[Collected data]
"""
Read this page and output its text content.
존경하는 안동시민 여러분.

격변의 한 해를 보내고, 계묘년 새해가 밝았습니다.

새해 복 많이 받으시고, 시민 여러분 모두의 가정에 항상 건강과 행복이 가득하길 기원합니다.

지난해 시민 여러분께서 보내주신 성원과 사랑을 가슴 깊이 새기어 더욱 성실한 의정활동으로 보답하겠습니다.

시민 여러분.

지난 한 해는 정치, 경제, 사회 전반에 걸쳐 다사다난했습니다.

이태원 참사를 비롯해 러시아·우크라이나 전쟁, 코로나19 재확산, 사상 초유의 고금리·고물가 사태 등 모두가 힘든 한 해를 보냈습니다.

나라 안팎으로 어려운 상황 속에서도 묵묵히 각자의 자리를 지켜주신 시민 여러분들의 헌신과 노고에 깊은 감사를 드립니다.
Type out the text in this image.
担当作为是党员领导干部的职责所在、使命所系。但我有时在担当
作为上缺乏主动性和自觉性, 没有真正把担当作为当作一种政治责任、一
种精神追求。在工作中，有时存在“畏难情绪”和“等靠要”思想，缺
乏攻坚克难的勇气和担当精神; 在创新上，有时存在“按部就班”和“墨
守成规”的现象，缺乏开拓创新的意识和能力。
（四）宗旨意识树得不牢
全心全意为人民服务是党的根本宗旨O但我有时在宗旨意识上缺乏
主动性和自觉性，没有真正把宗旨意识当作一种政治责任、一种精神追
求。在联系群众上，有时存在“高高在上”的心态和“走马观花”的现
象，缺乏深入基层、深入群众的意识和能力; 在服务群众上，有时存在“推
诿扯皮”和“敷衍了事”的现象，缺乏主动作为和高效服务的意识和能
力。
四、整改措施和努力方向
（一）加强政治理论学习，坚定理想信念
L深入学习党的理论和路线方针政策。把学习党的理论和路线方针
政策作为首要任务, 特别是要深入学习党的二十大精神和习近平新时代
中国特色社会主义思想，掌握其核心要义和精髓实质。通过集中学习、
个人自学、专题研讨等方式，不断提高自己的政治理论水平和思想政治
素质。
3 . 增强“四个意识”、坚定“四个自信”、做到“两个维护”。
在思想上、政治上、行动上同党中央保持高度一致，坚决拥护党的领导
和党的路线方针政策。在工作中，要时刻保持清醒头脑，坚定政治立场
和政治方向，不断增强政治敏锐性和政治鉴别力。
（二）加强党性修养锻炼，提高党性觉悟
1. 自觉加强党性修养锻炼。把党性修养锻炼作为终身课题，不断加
"""
Goal. Please return the data above exactly as given.

Solved exercise.
Read this page and output its text content.
존경하는 안동시민 여러분.

격변의 한 해를 보내고, 계묘년 새해가 밝았습니다.

새해 복 많이 받으시고, 시민 여러분 모두의 가정에 항상 건강과 행복이 가득하길 기원합니다.

지난해 시민 여러분께서 보내주신 성원과 사랑을 가슴 깊이 새기어 더욱 성실한 의정활동으로 보답하겠습니다.

시민 여러분.

지난 한 해는 정치, 경제, 사회 전반에 걸쳐 다사다난했습니다.

이태원 참사를 비롯해 러시아·우크라이나 전쟁, 코로나19 재확산, 사상 초유의 고금리·고물가 사태 등 모두가 힘든 한 해를 보냈습니다.

나라 안팎으로 어려운 상황 속에서도 묵묵히 각자의 자리를 지켜주신 시민 여러분들의 헌신과 노고에 깊은 감사를 드립니다.
Type out the text in this image.
担当作为是党员领导干部的职责所在、使命所系。但我有时在担当
作为上缺乏主动性和自觉性, 没有真正把担当作为当作一种政治责任、一
种精神追求。在工作中，有时存在“畏难情绪”和“等靠要”思想，缺
乏攻坚克难的勇气和担当精神; 在创新上，有时存在“按部就班”和“墨
守成规”的现象，缺乏开拓创新的意识和能力。
（四）宗旨意识树得不牢
全心全意为人民服务是党的根本宗旨O但我有时在宗旨意识上缺乏
主动性和自觉性，没有真正把宗旨意识当作一种政治责任、一种精神追
求。在联系群众上，有时存在“高高在上”的心态和“走马观花”的现
象，缺乏深入基层、深入群众的意识和能力; 在服务群众上，有时存在“推
诿扯皮”和“敷衍了事”的现象，缺乏主动作为和高效服务的意识和能
力。
四、整改措施和努力方向
（一）加强政治理论学习，坚定理想信念
L深入学习党的理论和路线方针政策。把学习党的理论和路线方针
政策作为首要任务, 特别是要深入学习党的二十大精神和习近平新时代
中国特色社会主义思想，掌握其核心要义和精髓实质。通过集中学习、
个人自学、专题研讨等方式，不断提高自己的政治理论水平和思想政治
素质。
3 . 增强“四个意识”、坚定“四个自信”、做到“两个维护”。
在思想上、政治上、行动上同党中央保持高度一致，坚决拥护党的领导
和党的路线方针政策。在工作中，要时刻保持清醒头脑，坚定政治立场
和政治方向，不断增强政治敏锐性和政治鉴别力。
（二）加强党性修养锻炼，提高党性觉悟
1. 自觉加强党性修养锻炼。把党性修养锻炼作为终身课题，不断加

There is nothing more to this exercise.